Task directions:
Everything in the data should be repeated exactly, save for the images.

--- begin Entries shown ---

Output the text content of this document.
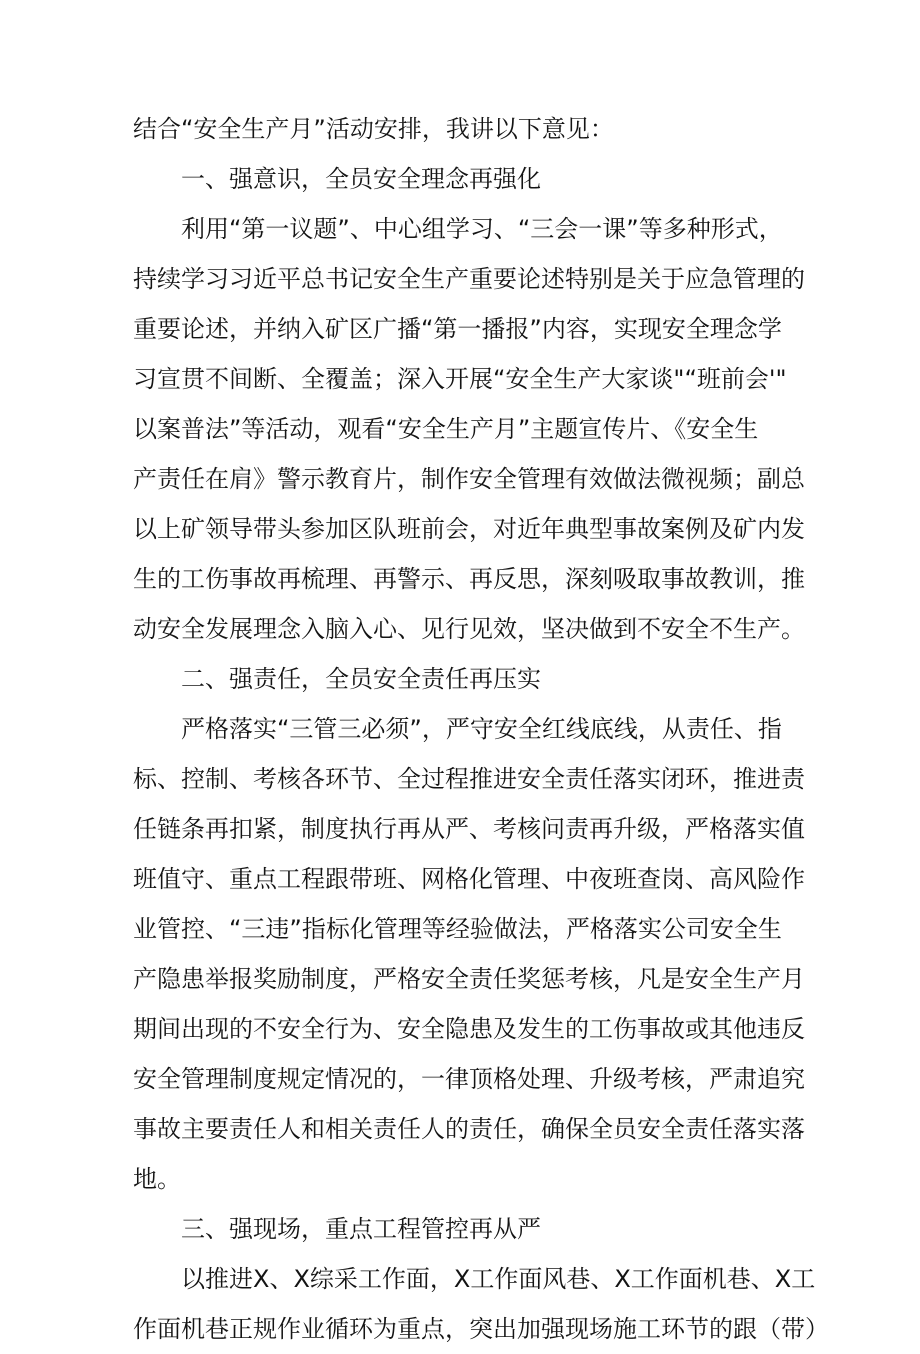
结合“安全生产月”活动安排，我讲以下意见：
一、强意识，全员安全理念再强化
利用“第一议题”、中心组学习、“三会一课”等多种形式，
持续学习习近平总书记安全生产重要论述特别是关于应急管理的
重要论述，并纳入矿区广播“第一播报”内容，实现安全理念学
习宣贯不间断、全覆盖；深入开展“安全生产大家谈"“班前会'"
以案普法”等活动，观看“安全生产月”主题宣传片、《安全生
产责任在肩》警示教育片，制作安全管理有效做法微视频；副总
以上矿领导带头参加区队班前会，对近年典型事故案例及矿内发
生的工伤事故再梳理、再警示、再反思，深刻吸取事故教训，推
动安全发展理念入脑入心、见行见效，坚决做到不安全不生产。
二、强责任，全员安全责任再压实
严格落实“三管三必须”，严守安全红线底线，从责任、指
标、控制、考核各环节、全过程推进安全责任落实闭环，推进责
任链条再扣紧，制度执行再从严、考核问责再升级，严格落实值
班值守、重点工程跟带班、网格化管理、中夜班查岗、高风险作
业管控、“三违”指标化管理等经验做法，严格落实公司安全生
产隐患举报奖励制度，严格安全责任奖惩考核，凡是安全生产月
期间出现的不安全行为、安全隐患及发生的工伤事故或其他违反
安全管理制度规定情况的，一律顶格处理、升级考核，严肃追究
事故主要责任人和相关责任人的责任，确保全员安全责任落实落
地。
三、强现场，重点工程管控再从严
以推进X、X综采工作面，X工作面风巷、X工作面机巷、X工
作面机巷正规作业循环为重点，突出加强现场施工环节的跟（带）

--- end Entries shown ---

Solution to the problem:
Output the text content of this document.
结合“安全生产月”活动安排，我讲以下意见：
一、强意识，全员安全理念再强化
利用“第一议题”、中心组学习、“三会一课”等多种形式，
持续学习习近平总书记安全生产重要论述特别是关于应急管理的
重要论述，并纳入矿区广播“第一播报”内容，实现安全理念学
习宣贯不间断、全覆盖；深入开展“安全生产大家谈"“班前会'"
以案普法”等活动，观看“安全生产月”主题宣传片、《安全生
产责任在肩》警示教育片，制作安全管理有效做法微视频；副总
以上矿领导带头参加区队班前会，对近年典型事故案例及矿内发
生的工伤事故再梳理、再警示、再反思，深刻吸取事故教训，推
动安全发展理念入脑入心、见行见效，坚决做到不安全不生产。
二、强责任，全员安全责任再压实
严格落实“三管三必须”，严守安全红线底线，从责任、指
标、控制、考核各环节、全过程推进安全责任落实闭环，推进责
任链条再扣紧，制度执行再从严、考核问责再升级，严格落实值
班值守、重点工程跟带班、网格化管理、中夜班查岗、高风险作
业管控、“三违”指标化管理等经验做法，严格落实公司安全生
产隐患举报奖励制度，严格安全责任奖惩考核，凡是安全生产月
期间出现的不安全行为、安全隐患及发生的工伤事故或其他违反
安全管理制度规定情况的，一律顶格处理、升级考核，严肃追究
事故主要责任人和相关责任人的责任，确保全员安全责任落实落
地。
三、强现场，重点工程管控再从严
以推进X、X综采工作面，X工作面风巷、X工作面机巷、X工
作面机巷正规作业循环为重点，突出加强现场施工环节的跟（带）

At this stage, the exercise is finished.